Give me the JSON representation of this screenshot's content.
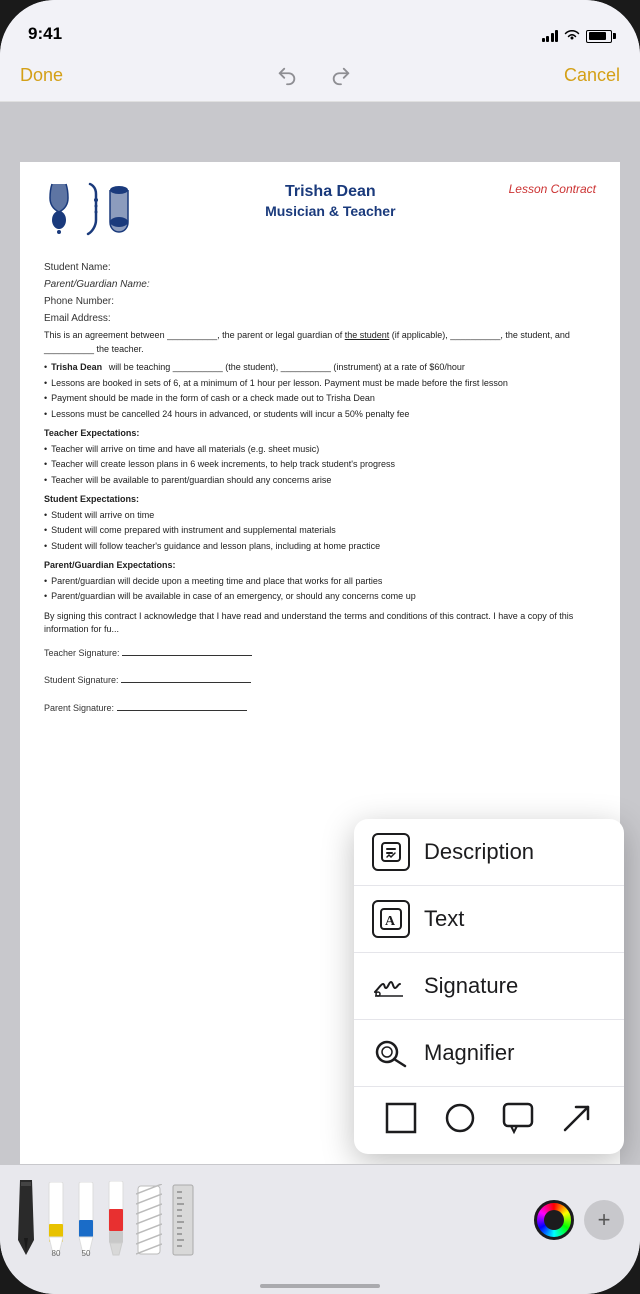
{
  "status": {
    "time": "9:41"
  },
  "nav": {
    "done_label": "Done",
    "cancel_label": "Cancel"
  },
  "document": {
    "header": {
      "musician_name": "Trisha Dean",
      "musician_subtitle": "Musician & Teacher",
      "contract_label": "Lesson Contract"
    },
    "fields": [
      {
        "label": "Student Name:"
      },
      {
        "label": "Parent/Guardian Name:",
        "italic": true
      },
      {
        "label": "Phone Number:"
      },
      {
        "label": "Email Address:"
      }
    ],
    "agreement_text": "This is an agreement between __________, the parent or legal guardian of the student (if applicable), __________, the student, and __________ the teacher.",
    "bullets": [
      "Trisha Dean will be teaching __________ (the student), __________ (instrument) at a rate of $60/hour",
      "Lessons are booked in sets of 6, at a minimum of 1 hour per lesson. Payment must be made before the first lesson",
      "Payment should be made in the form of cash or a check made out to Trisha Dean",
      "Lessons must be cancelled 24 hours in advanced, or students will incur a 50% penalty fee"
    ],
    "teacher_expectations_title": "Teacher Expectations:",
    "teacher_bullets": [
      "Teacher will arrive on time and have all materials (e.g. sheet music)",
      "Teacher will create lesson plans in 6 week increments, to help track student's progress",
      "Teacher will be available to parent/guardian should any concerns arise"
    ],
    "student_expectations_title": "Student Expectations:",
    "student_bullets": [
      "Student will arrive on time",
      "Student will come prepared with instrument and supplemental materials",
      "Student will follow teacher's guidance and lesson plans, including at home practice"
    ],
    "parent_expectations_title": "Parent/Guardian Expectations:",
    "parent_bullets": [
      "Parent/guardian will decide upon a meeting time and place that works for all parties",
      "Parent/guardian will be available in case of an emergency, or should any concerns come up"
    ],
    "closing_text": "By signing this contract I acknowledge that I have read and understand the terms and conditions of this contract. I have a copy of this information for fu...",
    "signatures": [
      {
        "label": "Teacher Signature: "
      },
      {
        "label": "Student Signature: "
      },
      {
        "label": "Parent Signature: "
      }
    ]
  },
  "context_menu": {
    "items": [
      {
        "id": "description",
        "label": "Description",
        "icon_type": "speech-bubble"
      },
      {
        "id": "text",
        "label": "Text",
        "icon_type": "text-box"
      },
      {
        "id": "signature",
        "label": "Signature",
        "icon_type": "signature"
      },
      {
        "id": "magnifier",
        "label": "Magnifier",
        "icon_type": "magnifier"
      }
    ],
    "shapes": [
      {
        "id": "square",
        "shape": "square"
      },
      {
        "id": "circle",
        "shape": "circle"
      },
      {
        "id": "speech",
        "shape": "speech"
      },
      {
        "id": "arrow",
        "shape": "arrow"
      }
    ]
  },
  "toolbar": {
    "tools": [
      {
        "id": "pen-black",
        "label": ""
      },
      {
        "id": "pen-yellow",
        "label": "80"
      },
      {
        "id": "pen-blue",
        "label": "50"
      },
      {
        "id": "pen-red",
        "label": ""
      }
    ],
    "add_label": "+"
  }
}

**Aim**
Return all lines containing "arrive".

**Answer to this exercise**
      "Teacher will arrive on time and have all materials (e.g. sheet music)",
      "Student will arrive on time",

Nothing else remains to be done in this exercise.